DO THIS → Write each record again exactly as it stands.

=-=-=

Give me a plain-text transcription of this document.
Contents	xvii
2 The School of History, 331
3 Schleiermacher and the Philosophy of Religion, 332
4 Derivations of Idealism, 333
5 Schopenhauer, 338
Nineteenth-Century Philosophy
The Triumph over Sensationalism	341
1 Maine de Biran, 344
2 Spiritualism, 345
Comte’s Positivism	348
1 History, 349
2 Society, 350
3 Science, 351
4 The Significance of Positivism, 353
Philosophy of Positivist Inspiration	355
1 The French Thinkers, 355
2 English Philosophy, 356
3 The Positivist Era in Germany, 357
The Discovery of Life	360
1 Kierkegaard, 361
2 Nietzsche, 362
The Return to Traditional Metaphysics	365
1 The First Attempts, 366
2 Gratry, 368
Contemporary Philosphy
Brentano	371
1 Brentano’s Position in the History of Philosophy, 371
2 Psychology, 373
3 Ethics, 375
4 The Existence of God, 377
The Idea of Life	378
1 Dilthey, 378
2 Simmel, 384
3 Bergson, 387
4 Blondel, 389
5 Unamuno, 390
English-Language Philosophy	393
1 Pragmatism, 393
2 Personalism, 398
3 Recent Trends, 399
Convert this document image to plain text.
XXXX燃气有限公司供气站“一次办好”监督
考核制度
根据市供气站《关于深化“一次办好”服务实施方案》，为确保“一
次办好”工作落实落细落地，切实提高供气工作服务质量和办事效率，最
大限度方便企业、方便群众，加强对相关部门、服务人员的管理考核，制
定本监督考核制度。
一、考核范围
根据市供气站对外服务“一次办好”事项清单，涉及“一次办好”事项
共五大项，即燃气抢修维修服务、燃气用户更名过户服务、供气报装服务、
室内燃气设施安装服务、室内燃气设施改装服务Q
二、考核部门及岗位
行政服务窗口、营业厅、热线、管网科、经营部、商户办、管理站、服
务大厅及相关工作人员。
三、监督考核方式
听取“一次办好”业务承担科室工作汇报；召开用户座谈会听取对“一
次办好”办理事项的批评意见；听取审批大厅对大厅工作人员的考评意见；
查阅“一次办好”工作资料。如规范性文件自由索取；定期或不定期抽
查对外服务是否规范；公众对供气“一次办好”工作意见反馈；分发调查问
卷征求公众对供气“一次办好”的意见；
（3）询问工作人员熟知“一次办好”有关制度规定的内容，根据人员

=-=-=

ANSWER →
Give me a plain-text transcription of this document.
Contents	xvii
2 The School of History, 331
3 Schleiermacher and the Philosophy of Religion, 332
4 Derivations of Idealism, 333
5 Schopenhauer, 338
Nineteenth-Century Philosophy
The Triumph over Sensationalism	341
1 Maine de Biran, 344
2 Spiritualism, 345
Comte’s Positivism	348
1 History, 349
2 Society, 350
3 Science, 351
4 The Significance of Positivism, 353
Philosophy of Positivist Inspiration	355
1 The French Thinkers, 355
2 English Philosophy, 356
3 The Positivist Era in Germany, 357
The Discovery of Life	360
1 Kierkegaard, 361
2 Nietzsche, 362
The Return to Traditional Metaphysics	365
1 The First Attempts, 366
2 Gratry, 368
Contemporary Philosphy
Brentano	371
1 Brentano’s Position in the History of Philosophy, 371
2 Psychology, 373
3 Ethics, 375
4 The Existence of God, 377
The Idea of Life	378
1 Dilthey, 378
2 Simmel, 384
3 Bergson, 387
4 Blondel, 389
5 Unamuno, 390
English-Language Philosophy	393
1 Pragmatism, 393
2 Personalism, 398
3 Recent Trends, 399
Convert this document image to plain text.
XXXX燃气有限公司供气站“一次办好”监督
考核制度
根据市供气站《关于深化“一次办好”服务实施方案》，为确保“一
次办好”工作落实落细落地，切实提高供气工作服务质量和办事效率，最
大限度方便企业、方便群众，加强对相关部门、服务人员的管理考核，制
定本监督考核制度。
一、考核范围
根据市供气站对外服务“一次办好”事项清单，涉及“一次办好”事项
共五大项，即燃气抢修维修服务、燃气用户更名过户服务、供气报装服务、
室内燃气设施安装服务、室内燃气设施改装服务Q
二、考核部门及岗位
行政服务窗口、营业厅、热线、管网科、经营部、商户办、管理站、服
务大厅及相关工作人员。
三、监督考核方式
听取“一次办好”业务承担科室工作汇报；召开用户座谈会听取对“一
次办好”办理事项的批评意见；听取审批大厅对大厅工作人员的考评意见；
查阅“一次办好”工作资料。如规范性文件自由索取；定期或不定期抽
查对外服务是否规范；公众对供气“一次办好”工作意见反馈；分发调查问
卷征求公众对供气“一次办好”的意见；
（3）询问工作人员熟知“一次办好”有关制度规定的内容，根据人员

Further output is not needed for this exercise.